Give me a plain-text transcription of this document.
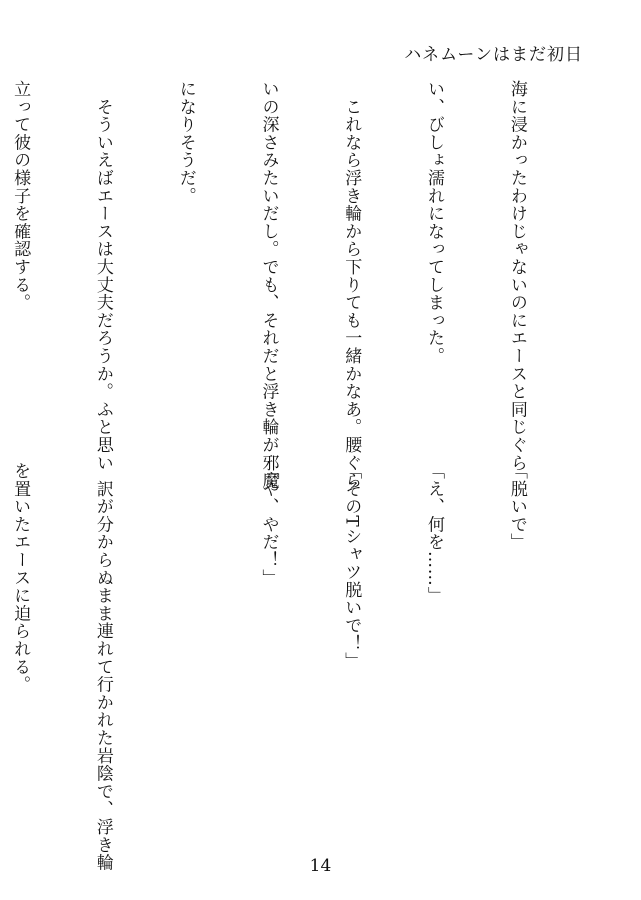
ハネムーンはまだ初日

海に浸かったわけじゃないのにエースと同じぐら

い、びしょ濡れになってしまった。

　これなら浮き輪から下りても一緒かなあ。腰ぐら

いの深さみたいだし。でも、それだと浮き輪が邪魔

になりそうだ。

　そういえばエースは大丈夫だろうか。ふと思い

立って彼の様子を確認する。

「脱いで」

「え、何を……」

「そのTシャツ脱いで！」

「や、やだ！」

　訳が分からぬまま連れて行かれた岩陰で、浮き輪

を置いたエースに迫られる。

14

Problem statement —
Apart from the pictures, the entries above are to be repeated in full and exactly.

The answer —
Give me a plain-text transcription of this document.
ハネムーンはまだ初日

海に浸かったわけじゃないのにエースと同じぐら

い、びしょ濡れになってしまった。

　これなら浮き輪から下りても一緒かなあ。腰ぐら

いの深さみたいだし。でも、それだと浮き輪が邪魔

になりそうだ。

　そういえばエースは大丈夫だろうか。ふと思い

立って彼の様子を確認する。

「脱いで」

「え、何を……」

「そのTシャツ脱いで！」

「や、やだ！」

　訳が分からぬまま連れて行かれた岩陰で、浮き輪

を置いたエースに迫られる。

14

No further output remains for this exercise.